WRITTEN INSTRUCTION:
Copy every record below exactly as written, but leave out the pictures.

────────────────────────────────────────

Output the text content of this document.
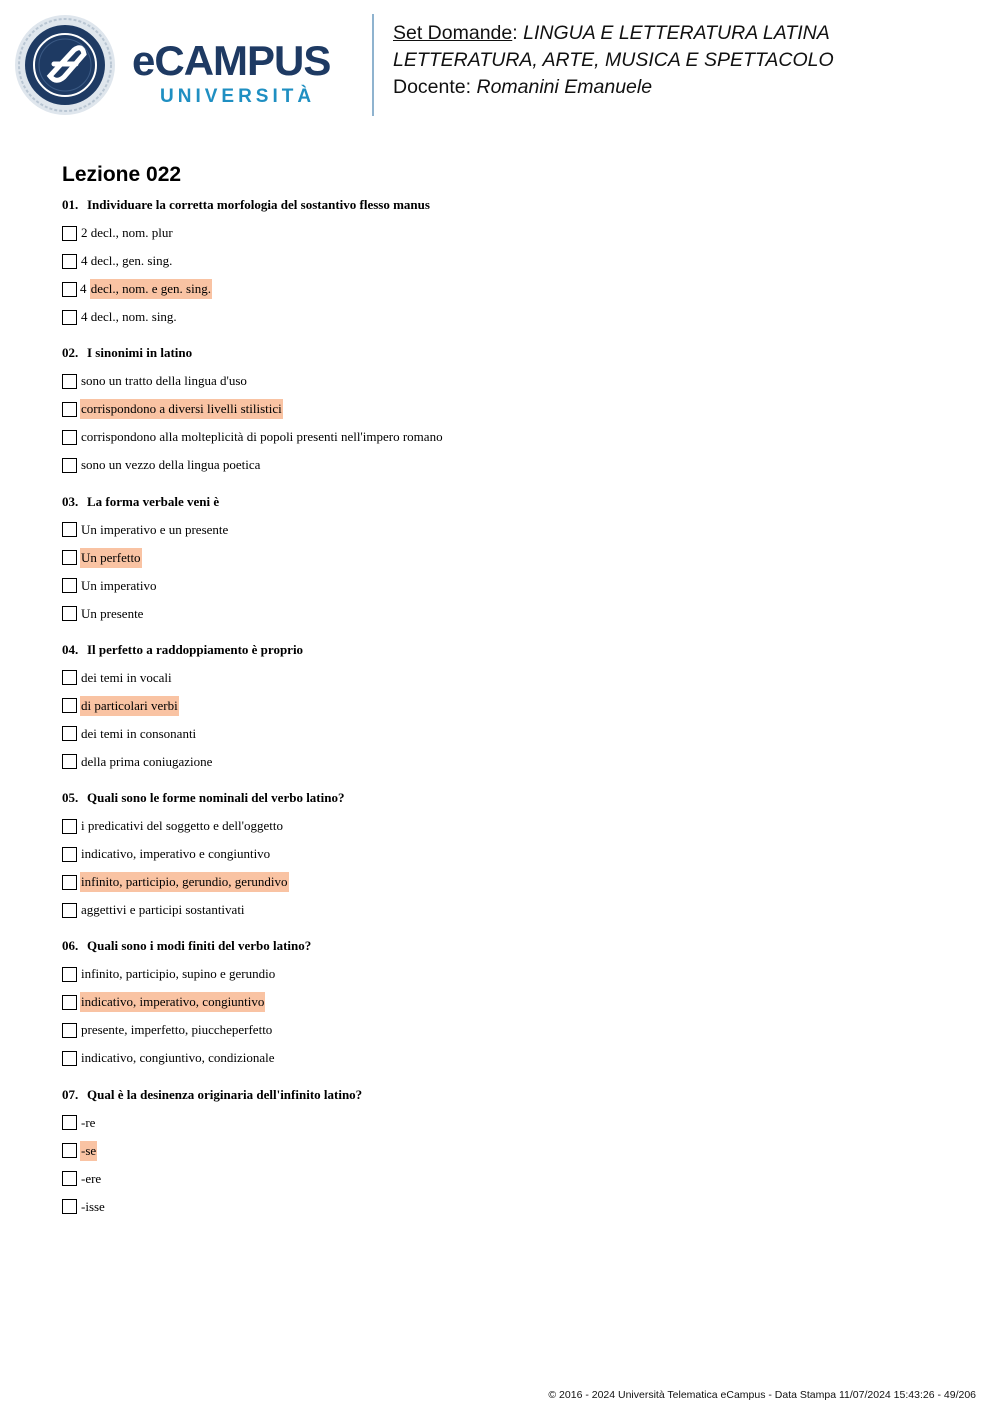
eCAMPUS
UNIVERSITÀ
Set Domande: LINGUA E LETTERATURA LATINA
LETTERATURA, ARTE, MUSICA E SPETTACOLO
Docente: Romanini Emanuele
Lezione 022
01. Individuare la corretta morfologia del sostantivo flesso manus
2 decl., nom. plur
4 decl., gen. sing.
4 decl., nom. e gen. sing.
4 decl., nom. sing.
02. I sinonimi in latino
sono un tratto della lingua d'uso
corrispondono a diversi livelli stilistici
corrispondono alla molteplicità di popoli presenti nell'impero romano
sono un vezzo della lingua poetica
03. La forma verbale veni è
Un imperativo e un presente
Un perfetto
Un imperativo
Un presente
04. Il perfetto a raddoppiamento è proprio
dei temi in vocali
di particolari verbi
dei temi in consonanti
della prima coniugazione
05. Quali sono le forme nominali del verbo latino?
i predicativi del soggetto e dell'oggetto
indicativo, imperativo e congiuntivo
infinito, participio, gerundio, gerundivo
aggettivi e participi sostantivati
06. Quali sono i modi finiti del verbo latino?
infinito, participio, supino e gerundio
indicativo, imperativo, congiuntivo
presente, imperfetto, piuccheperfetto
indicativo, congiuntivo, condizionale
07. Qual è la desinenza originaria dell'infinito latino?
-re
-se
-ere
-isse
© 2016 - 2024 Università Telematica eCampus - Data Stampa 11/07/2024 15:43:26 - 49/206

────────────────────────────────────────

FULL OUTPUT:
Output the text content of this document.
eCAMPUS
UNIVERSITÀ
Set Domande: LINGUA E LETTERATURA LATINA
LETTERATURA, ARTE, MUSICA E SPETTACOLO
Docente: Romanini Emanuele
Lezione 022
01. Individuare la corretta morfologia del sostantivo flesso manus
2 decl., nom. plur
4 decl., gen. sing.
4 decl., nom. e gen. sing.
4 decl., nom. sing.
02. I sinonimi in latino
sono un tratto della lingua d'uso
corrispondono a diversi livelli stilistici
corrispondono alla molteplicità di popoli presenti nell'impero romano
sono un vezzo della lingua poetica
03. La forma verbale veni è
Un imperativo e un presente
Un perfetto
Un imperativo
Un presente
04. Il perfetto a raddoppiamento è proprio
dei temi in vocali
di particolari verbi
dei temi in consonanti
della prima coniugazione
05. Quali sono le forme nominali del verbo latino?
i predicativi del soggetto e dell'oggetto
indicativo, imperativo e congiuntivo
infinito, participio, gerundio, gerundivo
aggettivi e participi sostantivati
06. Quali sono i modi finiti del verbo latino?
infinito, participio, supino e gerundio
indicativo, imperativo, congiuntivo
presente, imperfetto, piuccheperfetto
indicativo, congiuntivo, condizionale
07. Qual è la desinenza originaria dell'infinito latino?
-re
-se
-ere
-isse
© 2016 - 2024 Università Telematica eCampus - Data Stampa 11/07/2024 15:43:26 - 49/206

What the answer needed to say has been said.